**What is needed**: Only the number is wanted: count the lines that include the word "extrapolated".

**The data**:
**********
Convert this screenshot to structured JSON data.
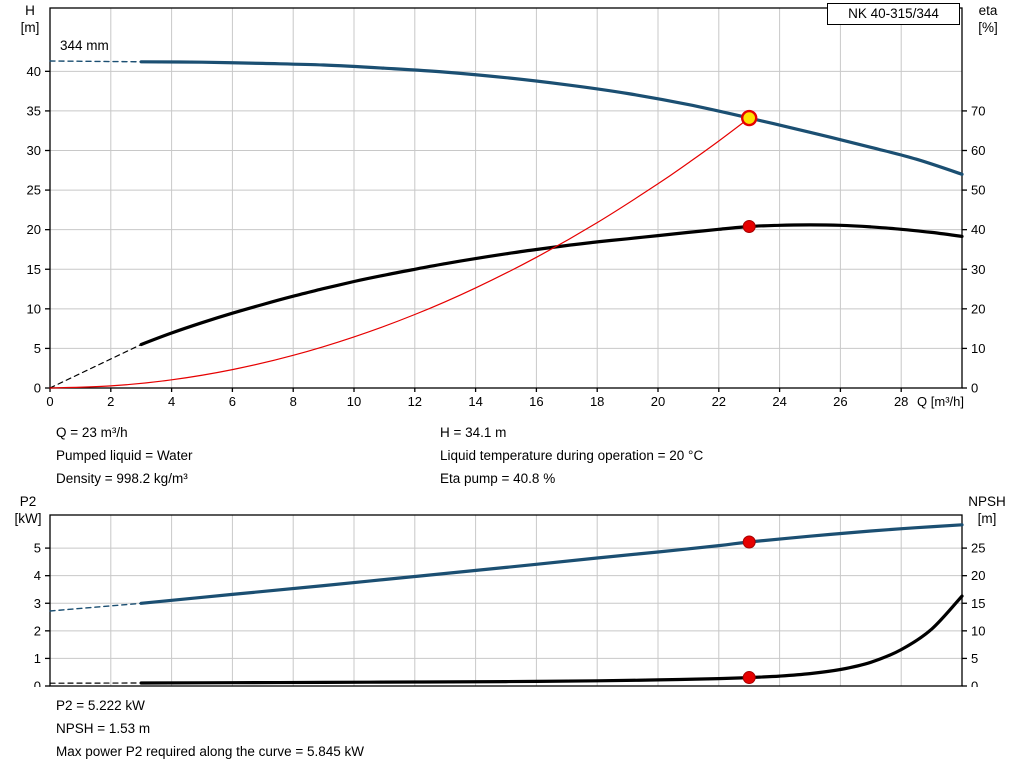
{
  "pump_name": "NK 40-315/344",
  "impeller_diameter_label": "344 mm",
  "colors": {
    "curve_blue": "#1b4f72",
    "curve_black": "#000000",
    "system_red": "#e60000",
    "duty_yellow": "#ffe100",
    "grid": "#c8c8c8",
    "axis": "#000000"
  },
  "info_top": {
    "col1": [
      "Q = 23 m³/h",
      "Pumped liquid = Water",
      "Density = 998.2 kg/m³"
    ],
    "col2": [
      "H = 34.1 m",
      "Liquid temperature during operation = 20 °C",
      "Eta pump = 40.8 %"
    ]
  },
  "info_bottom": {
    "lines": [
      "P2 = 5.222 kW",
      "NPSH = 1.53 m",
      "Max power P2 required along the curve = 5.845 kW"
    ]
  },
  "chart_data": [
    {
      "id": "head-efficiency-chart",
      "type": "line",
      "x": {
        "label": "Q [m³/h]",
        "min": 0,
        "max": 30,
        "ticks": [
          0,
          2,
          4,
          6,
          8,
          10,
          12,
          14,
          16,
          18,
          20,
          22,
          24,
          26,
          28
        ],
        "show_tick_labels": true
      },
      "y_left": {
        "title": "H",
        "unit": "[m]",
        "min": 0,
        "max": 48,
        "ticks": [
          0,
          5,
          10,
          15,
          20,
          25,
          30,
          35,
          40
        ]
      },
      "y_right": {
        "title": "eta",
        "unit": "[%]",
        "min": 0,
        "max": 96,
        "ticks": [
          0,
          10,
          20,
          30,
          40,
          50,
          60,
          70
        ]
      },
      "grid": true,
      "series": [
        {
          "name": "head-curve-extrapolated",
          "axis": "left",
          "color": "#1b4f72",
          "width": 1.4,
          "dash": true,
          "points": [
            [
              0,
              41.3
            ],
            [
              3,
              41.2
            ]
          ]
        },
        {
          "name": "head-curve",
          "axis": "left",
          "color": "#1b4f72",
          "width": 3.2,
          "dash": false,
          "points": [
            [
              3,
              41.2
            ],
            [
              5,
              41.15
            ],
            [
              7,
              41.0
            ],
            [
              9,
              40.8
            ],
            [
              11,
              40.4
            ],
            [
              13,
              39.9
            ],
            [
              15,
              39.2
            ],
            [
              17,
              38.3
            ],
            [
              19,
              37.2
            ],
            [
              21,
              35.8
            ],
            [
              23,
              34.1
            ],
            [
              25,
              32.3
            ],
            [
              27,
              30.4
            ],
            [
              28.5,
              28.9
            ],
            [
              30,
              27.0
            ]
          ]
        },
        {
          "name": "efficiency-curve-extrapolated",
          "axis": "right",
          "color": "#000000",
          "width": 1.2,
          "dash": true,
          "points": [
            [
              0,
              0
            ],
            [
              3,
              11
            ]
          ]
        },
        {
          "name": "efficiency-curve",
          "axis": "right",
          "color": "#000000",
          "width": 3.2,
          "dash": false,
          "points": [
            [
              3,
              11
            ],
            [
              4,
              13.9
            ],
            [
              5,
              16.5
            ],
            [
              6,
              18.9
            ],
            [
              7,
              21.1
            ],
            [
              8,
              23.2
            ],
            [
              9,
              25.1
            ],
            [
              10,
              26.9
            ],
            [
              11,
              28.5
            ],
            [
              12,
              30.0
            ],
            [
              13,
              31.4
            ],
            [
              14,
              32.7
            ],
            [
              15,
              33.9
            ],
            [
              16,
              35.0
            ],
            [
              17,
              36.0
            ],
            [
              18,
              36.9
            ],
            [
              19,
              37.7
            ],
            [
              20,
              38.5
            ],
            [
              21,
              39.3
            ],
            [
              22,
              40.1
            ],
            [
              23,
              40.8
            ],
            [
              24,
              41.1
            ],
            [
              25,
              41.2
            ],
            [
              26,
              41.1
            ],
            [
              27,
              40.7
            ],
            [
              28,
              40.1
            ],
            [
              29,
              39.3
            ],
            [
              30,
              38.3
            ]
          ]
        },
        {
          "name": "system-curve",
          "axis": "left",
          "color": "#e60000",
          "width": 1.2,
          "dash": false,
          "points": [
            [
              0,
              0
            ],
            [
              2,
              0.26
            ],
            [
              4,
              1.03
            ],
            [
              6,
              2.32
            ],
            [
              8,
              4.13
            ],
            [
              10,
              6.45
            ],
            [
              12,
              9.28
            ],
            [
              14,
              12.64
            ],
            [
              16,
              16.51
            ],
            [
              18,
              20.89
            ],
            [
              20,
              25.79
            ],
            [
              21,
              28.44
            ],
            [
              22,
              31.2
            ],
            [
              23,
              34.1
            ]
          ]
        }
      ],
      "markers": [
        {
          "name": "duty-point-head",
          "axis": "left",
          "x": 23,
          "y": 34.1,
          "r": 7,
          "fill": "#ffe100",
          "stroke": "#e60000",
          "sw": 2.4
        },
        {
          "name": "duty-point-efficiency",
          "axis": "right",
          "x": 23,
          "y": 40.8,
          "r": 6,
          "fill": "#e60000",
          "stroke": "#a50000",
          "sw": 1
        }
      ]
    },
    {
      "id": "power-npsh-chart",
      "type": "line",
      "x": {
        "label": "",
        "min": 0,
        "max": 30,
        "ticks": [
          0,
          2,
          4,
          6,
          8,
          10,
          12,
          14,
          16,
          18,
          20,
          22,
          24,
          26,
          28
        ],
        "show_tick_labels": false
      },
      "y_left": {
        "title": "P2",
        "unit": "[kW]",
        "min": 0,
        "max": 6.2,
        "ticks": [
          0,
          1,
          2,
          3,
          4,
          5
        ]
      },
      "y_right": {
        "title": "NPSH",
        "unit": "[m]",
        "min": 0,
        "max": 31,
        "ticks": [
          0,
          5,
          10,
          15,
          20,
          25
        ]
      },
      "grid": true,
      "series": [
        {
          "name": "p2-curve-extrapolated",
          "axis": "left",
          "color": "#1b4f72",
          "width": 1.4,
          "dash": true,
          "points": [
            [
              0,
              2.72
            ],
            [
              3,
              3.0
            ]
          ]
        },
        {
          "name": "p2-curve",
          "axis": "left",
          "color": "#1b4f72",
          "width": 3.2,
          "dash": false,
          "points": [
            [
              3,
              3.0
            ],
            [
              6,
              3.32
            ],
            [
              9,
              3.64
            ],
            [
              12,
              3.97
            ],
            [
              15,
              4.3
            ],
            [
              18,
              4.64
            ],
            [
              20,
              4.86
            ],
            [
              22,
              5.09
            ],
            [
              23,
              5.222
            ],
            [
              25,
              5.43
            ],
            [
              27,
              5.62
            ],
            [
              28.5,
              5.74
            ],
            [
              30,
              5.845
            ]
          ]
        },
        {
          "name": "npsh-curve-extrapolated",
          "axis": "right",
          "color": "#000000",
          "width": 1.2,
          "dash": true,
          "points": [
            [
              0,
              0.5
            ],
            [
              3,
              0.55
            ]
          ]
        },
        {
          "name": "npsh-curve",
          "axis": "right",
          "color": "#000000",
          "width": 3.2,
          "dash": false,
          "points": [
            [
              3,
              0.55
            ],
            [
              6,
              0.6
            ],
            [
              9,
              0.66
            ],
            [
              12,
              0.72
            ],
            [
              15,
              0.8
            ],
            [
              18,
              0.95
            ],
            [
              20,
              1.1
            ],
            [
              22,
              1.35
            ],
            [
              23,
              1.53
            ],
            [
              24,
              1.8
            ],
            [
              25,
              2.25
            ],
            [
              26,
              3.0
            ],
            [
              27,
              4.3
            ],
            [
              28,
              6.6
            ],
            [
              29,
              10.3
            ],
            [
              30,
              16.3
            ]
          ]
        }
      ],
      "markers": [
        {
          "name": "duty-point-p2",
          "axis": "left",
          "x": 23,
          "y": 5.222,
          "r": 6,
          "fill": "#e60000",
          "stroke": "#a50000",
          "sw": 1
        },
        {
          "name": "duty-point-npsh",
          "axis": "right",
          "x": 23,
          "y": 1.53,
          "r": 6,
          "fill": "#e60000",
          "stroke": "#a50000",
          "sw": 1
        }
      ]
    }
  ]
}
**********
**Expected output**: 4